#### [Work to do]
Every record must be written out once more, with nothing added or omitted.

====== Records for this exercise ======

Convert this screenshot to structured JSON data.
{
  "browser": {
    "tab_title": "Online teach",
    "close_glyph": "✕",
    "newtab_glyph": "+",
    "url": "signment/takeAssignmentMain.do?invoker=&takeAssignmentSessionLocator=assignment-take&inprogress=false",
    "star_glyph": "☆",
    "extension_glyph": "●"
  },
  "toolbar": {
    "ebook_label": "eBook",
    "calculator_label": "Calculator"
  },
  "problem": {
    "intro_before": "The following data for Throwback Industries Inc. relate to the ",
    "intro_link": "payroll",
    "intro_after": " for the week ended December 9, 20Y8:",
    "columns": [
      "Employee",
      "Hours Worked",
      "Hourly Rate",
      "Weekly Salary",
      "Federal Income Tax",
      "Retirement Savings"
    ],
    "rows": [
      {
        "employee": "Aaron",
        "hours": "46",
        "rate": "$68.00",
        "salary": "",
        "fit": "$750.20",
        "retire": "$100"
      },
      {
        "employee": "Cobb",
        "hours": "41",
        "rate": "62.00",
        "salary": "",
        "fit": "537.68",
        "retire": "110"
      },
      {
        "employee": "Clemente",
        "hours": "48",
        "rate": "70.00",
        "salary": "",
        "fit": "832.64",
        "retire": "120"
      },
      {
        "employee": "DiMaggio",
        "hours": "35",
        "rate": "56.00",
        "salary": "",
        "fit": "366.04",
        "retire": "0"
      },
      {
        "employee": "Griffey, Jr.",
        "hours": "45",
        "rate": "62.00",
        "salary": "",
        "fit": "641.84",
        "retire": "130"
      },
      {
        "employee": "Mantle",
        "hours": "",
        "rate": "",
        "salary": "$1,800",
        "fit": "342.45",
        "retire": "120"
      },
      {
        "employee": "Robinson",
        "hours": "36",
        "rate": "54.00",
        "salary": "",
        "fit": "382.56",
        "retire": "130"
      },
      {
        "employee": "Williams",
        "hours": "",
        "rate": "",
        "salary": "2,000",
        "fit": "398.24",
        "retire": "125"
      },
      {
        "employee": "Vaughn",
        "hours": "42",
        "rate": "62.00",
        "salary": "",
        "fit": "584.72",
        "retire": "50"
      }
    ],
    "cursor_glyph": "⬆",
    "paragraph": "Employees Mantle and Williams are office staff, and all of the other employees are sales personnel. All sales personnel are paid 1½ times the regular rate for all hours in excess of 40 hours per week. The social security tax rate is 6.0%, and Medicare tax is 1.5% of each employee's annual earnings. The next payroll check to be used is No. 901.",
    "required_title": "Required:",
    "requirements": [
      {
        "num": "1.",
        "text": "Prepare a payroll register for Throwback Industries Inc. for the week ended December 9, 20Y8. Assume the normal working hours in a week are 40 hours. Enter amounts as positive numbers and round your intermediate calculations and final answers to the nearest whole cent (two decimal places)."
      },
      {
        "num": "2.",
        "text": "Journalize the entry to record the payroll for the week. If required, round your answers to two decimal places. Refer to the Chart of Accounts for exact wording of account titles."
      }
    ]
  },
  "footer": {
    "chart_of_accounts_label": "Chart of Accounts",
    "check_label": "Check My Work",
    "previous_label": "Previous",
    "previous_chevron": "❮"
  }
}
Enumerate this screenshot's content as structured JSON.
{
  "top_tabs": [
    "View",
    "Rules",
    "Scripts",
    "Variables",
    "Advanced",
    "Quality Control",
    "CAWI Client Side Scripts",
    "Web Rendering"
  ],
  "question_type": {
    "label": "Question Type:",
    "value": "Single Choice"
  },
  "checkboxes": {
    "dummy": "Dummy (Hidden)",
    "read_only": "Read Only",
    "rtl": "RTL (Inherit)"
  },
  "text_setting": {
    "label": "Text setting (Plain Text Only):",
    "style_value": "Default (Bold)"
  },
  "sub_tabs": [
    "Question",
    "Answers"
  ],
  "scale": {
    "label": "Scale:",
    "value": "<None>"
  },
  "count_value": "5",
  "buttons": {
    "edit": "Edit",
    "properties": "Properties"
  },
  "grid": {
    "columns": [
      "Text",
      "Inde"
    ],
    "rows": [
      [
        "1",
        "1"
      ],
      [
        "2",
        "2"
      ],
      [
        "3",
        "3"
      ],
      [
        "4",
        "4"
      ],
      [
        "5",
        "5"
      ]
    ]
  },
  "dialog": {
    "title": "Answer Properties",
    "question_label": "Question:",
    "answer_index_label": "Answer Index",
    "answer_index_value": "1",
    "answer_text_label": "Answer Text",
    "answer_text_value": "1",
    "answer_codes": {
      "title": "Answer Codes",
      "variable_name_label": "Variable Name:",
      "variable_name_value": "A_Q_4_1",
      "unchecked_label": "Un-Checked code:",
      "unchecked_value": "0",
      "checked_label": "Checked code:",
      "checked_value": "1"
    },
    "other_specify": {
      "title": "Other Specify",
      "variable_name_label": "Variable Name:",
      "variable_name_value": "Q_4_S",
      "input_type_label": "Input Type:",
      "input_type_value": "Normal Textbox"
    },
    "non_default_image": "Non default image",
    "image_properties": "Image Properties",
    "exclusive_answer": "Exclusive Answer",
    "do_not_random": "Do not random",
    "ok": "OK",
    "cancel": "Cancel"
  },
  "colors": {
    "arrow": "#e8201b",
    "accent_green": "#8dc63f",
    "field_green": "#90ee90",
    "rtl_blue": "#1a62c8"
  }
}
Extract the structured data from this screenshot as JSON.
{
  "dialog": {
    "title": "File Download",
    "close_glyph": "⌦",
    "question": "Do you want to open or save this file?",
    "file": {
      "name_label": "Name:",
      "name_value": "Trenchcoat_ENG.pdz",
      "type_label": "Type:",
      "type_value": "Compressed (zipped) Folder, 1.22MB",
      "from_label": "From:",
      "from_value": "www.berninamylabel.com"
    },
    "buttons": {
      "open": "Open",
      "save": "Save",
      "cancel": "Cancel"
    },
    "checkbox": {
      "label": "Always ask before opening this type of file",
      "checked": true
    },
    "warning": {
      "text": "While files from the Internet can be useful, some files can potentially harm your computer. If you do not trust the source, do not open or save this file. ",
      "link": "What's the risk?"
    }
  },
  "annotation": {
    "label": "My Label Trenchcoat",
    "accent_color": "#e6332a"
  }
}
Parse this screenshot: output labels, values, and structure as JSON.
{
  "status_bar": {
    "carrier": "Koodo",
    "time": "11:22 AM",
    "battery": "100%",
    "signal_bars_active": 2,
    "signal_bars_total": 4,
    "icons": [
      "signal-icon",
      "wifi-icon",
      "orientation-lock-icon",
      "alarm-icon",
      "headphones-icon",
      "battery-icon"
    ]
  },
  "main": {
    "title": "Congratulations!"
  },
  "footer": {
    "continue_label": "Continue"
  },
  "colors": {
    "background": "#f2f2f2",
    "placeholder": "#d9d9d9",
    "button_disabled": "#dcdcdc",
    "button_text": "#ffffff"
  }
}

======

#### [Solution to the problem]
Convert this screenshot to structured JSON data.
{
  "browser": {
    "tab_title": "Online teach",
    "close_glyph": "✕",
    "newtab_glyph": "+",
    "url": "signment/takeAssignmentMain.do?invoker=&takeAssignmentSessionLocator=assignment-take&inprogress=false",
    "star_glyph": "☆",
    "extension_glyph": "●"
  },
  "toolbar": {
    "ebook_label": "eBook",
    "calculator_label": "Calculator"
  },
  "problem": {
    "intro_before": "The following data for Throwback Industries Inc. relate to the ",
    "intro_link": "payroll",
    "intro_after": " for the week ended December 9, 20Y8:",
    "columns": [
      "Employee",
      "Hours Worked",
      "Hourly Rate",
      "Weekly Salary",
      "Federal Income Tax",
      "Retirement Savings"
    ],
    "rows": [
      {
        "employee": "Aaron",
        "hours": "46",
        "rate": "$68.00",
        "salary": "",
        "fit": "$750.20",
        "retire": "$100"
      },
      {
        "employee": "Cobb",
        "hours": "41",
        "rate": "62.00",
        "salary": "",
        "fit": "537.68",
        "retire": "110"
      },
      {
        "employee": "Clemente",
        "hours": "48",
        "rate": "70.00",
        "salary": "",
        "fit": "832.64",
        "retire": "120"
      },
      {
        "employee": "DiMaggio",
        "hours": "35",
        "rate": "56.00",
        "salary": "",
        "fit": "366.04",
        "retire": "0"
      },
      {
        "employee": "Griffey, Jr.",
        "hours": "45",
        "rate": "62.00",
        "salary": "",
        "fit": "641.84",
        "retire": "130"
      },
      {
        "employee": "Mantle",
        "hours": "",
        "rate": "",
        "salary": "$1,800",
        "fit": "342.45",
        "retire": "120"
      },
      {
        "employee": "Robinson",
        "hours": "36",
        "rate": "54.00",
        "salary": "",
        "fit": "382.56",
        "retire": "130"
      },
      {
        "employee": "Williams",
        "hours": "",
        "rate": "",
        "salary": "2,000",
        "fit": "398.24",
        "retire": "125"
      },
      {
        "employee": "Vaughn",
        "hours": "42",
        "rate": "62.00",
        "salary": "",
        "fit": "584.72",
        "retire": "50"
      }
    ],
    "cursor_glyph": "⬆",
    "paragraph": "Employees Mantle and Williams are office staff, and all of the other employees are sales personnel. All sales personnel are paid 1½ times the regular rate for all hours in excess of 40 hours per week. The social security tax rate is 6.0%, and Medicare tax is 1.5% of each employee's annual earnings. The next payroll check to be used is No. 901.",
    "required_title": "Required:",
    "requirements": [
      {
        "num": "1.",
        "text": "Prepare a payroll register for Throwback Industries Inc. for the week ended December 9, 20Y8. Assume the normal working hours in a week are 40 hours. Enter amounts as positive numbers and round your intermediate calculations and final answers to the nearest whole cent (two decimal places)."
      },
      {
        "num": "2.",
        "text": "Journalize the entry to record the payroll for the week. If required, round your answers to two decimal places. Refer to the Chart of Accounts for exact wording of account titles."
      }
    ]
  },
  "footer": {
    "chart_of_accounts_label": "Chart of Accounts",
    "check_label": "Check My Work",
    "previous_label": "Previous",
    "previous_chevron": "❮"
  }
}
Enumerate this screenshot's content as structured JSON.
{
  "top_tabs": [
    "View",
    "Rules",
    "Scripts",
    "Variables",
    "Advanced",
    "Quality Control",
    "CAWI Client Side Scripts",
    "Web Rendering"
  ],
  "question_type": {
    "label": "Question Type:",
    "value": "Single Choice"
  },
  "checkboxes": {
    "dummy": "Dummy (Hidden)",
    "read_only": "Read Only",
    "rtl": "RTL (Inherit)"
  },
  "text_setting": {
    "label": "Text setting (Plain Text Only):",
    "style_value": "Default (Bold)"
  },
  "sub_tabs": [
    "Question",
    "Answers"
  ],
  "scale": {
    "label": "Scale:",
    "value": "<None>"
  },
  "count_value": "5",
  "buttons": {
    "edit": "Edit",
    "properties": "Properties"
  },
  "grid": {
    "columns": [
      "Text",
      "Inde"
    ],
    "rows": [
      [
        "1",
        "1"
      ],
      [
        "2",
        "2"
      ],
      [
        "3",
        "3"
      ],
      [
        "4",
        "4"
      ],
      [
        "5",
        "5"
      ]
    ]
  },
  "dialog": {
    "title": "Answer Properties",
    "question_label": "Question:",
    "answer_index_label": "Answer Index",
    "answer_index_value": "1",
    "answer_text_label": "Answer Text",
    "answer_text_value": "1",
    "answer_codes": {
      "title": "Answer Codes",
      "variable_name_label": "Variable Name:",
      "variable_name_value": "A_Q_4_1",
      "unchecked_label": "Un-Checked code:",
      "unchecked_value": "0",
      "checked_label": "Checked code:",
      "checked_value": "1"
    },
    "other_specify": {
      "title": "Other Specify",
      "variable_name_label": "Variable Name:",
      "variable_name_value": "Q_4_S",
      "input_type_label": "Input Type:",
      "input_type_value": "Normal Textbox"
    },
    "non_default_image": "Non default image",
    "image_properties": "Image Properties",
    "exclusive_answer": "Exclusive Answer",
    "do_not_random": "Do not random",
    "ok": "OK",
    "cancel": "Cancel"
  },
  "colors": {
    "arrow": "#e8201b",
    "accent_green": "#8dc63f",
    "field_green": "#90ee90",
    "rtl_blue": "#1a62c8"
  }
}
Extract the structured data from this screenshot as JSON.
{
  "dialog": {
    "title": "File Download",
    "close_glyph": "⌦",
    "question": "Do you want to open or save this file?",
    "file": {
      "name_label": "Name:",
      "name_value": "Trenchcoat_ENG.pdz",
      "type_label": "Type:",
      "type_value": "Compressed (zipped) Folder, 1.22MB",
      "from_label": "From:",
      "from_value": "www.berninamylabel.com"
    },
    "buttons": {
      "open": "Open",
      "save": "Save",
      "cancel": "Cancel"
    },
    "checkbox": {
      "label": "Always ask before opening this type of file",
      "checked": true
    },
    "warning": {
      "text": "While files from the Internet can be useful, some files can potentially harm your computer. If you do not trust the source, do not open or save this file. ",
      "link": "What's the risk?"
    }
  },
  "annotation": {
    "label": "My Label Trenchcoat",
    "accent_color": "#e6332a"
  }
}
Parse this screenshot: output labels, values, and structure as JSON.
{
  "status_bar": {
    "carrier": "Koodo",
    "time": "11:22 AM",
    "battery": "100%",
    "signal_bars_active": 2,
    "signal_bars_total": 4,
    "icons": [
      "signal-icon",
      "wifi-icon",
      "orientation-lock-icon",
      "alarm-icon",
      "headphones-icon",
      "battery-icon"
    ]
  },
  "main": {
    "title": "Congratulations!"
  },
  "footer": {
    "continue_label": "Continue"
  },
  "colors": {
    "background": "#f2f2f2",
    "placeholder": "#d9d9d9",
    "button_disabled": "#dcdcdc",
    "button_text": "#ffffff"
  }
}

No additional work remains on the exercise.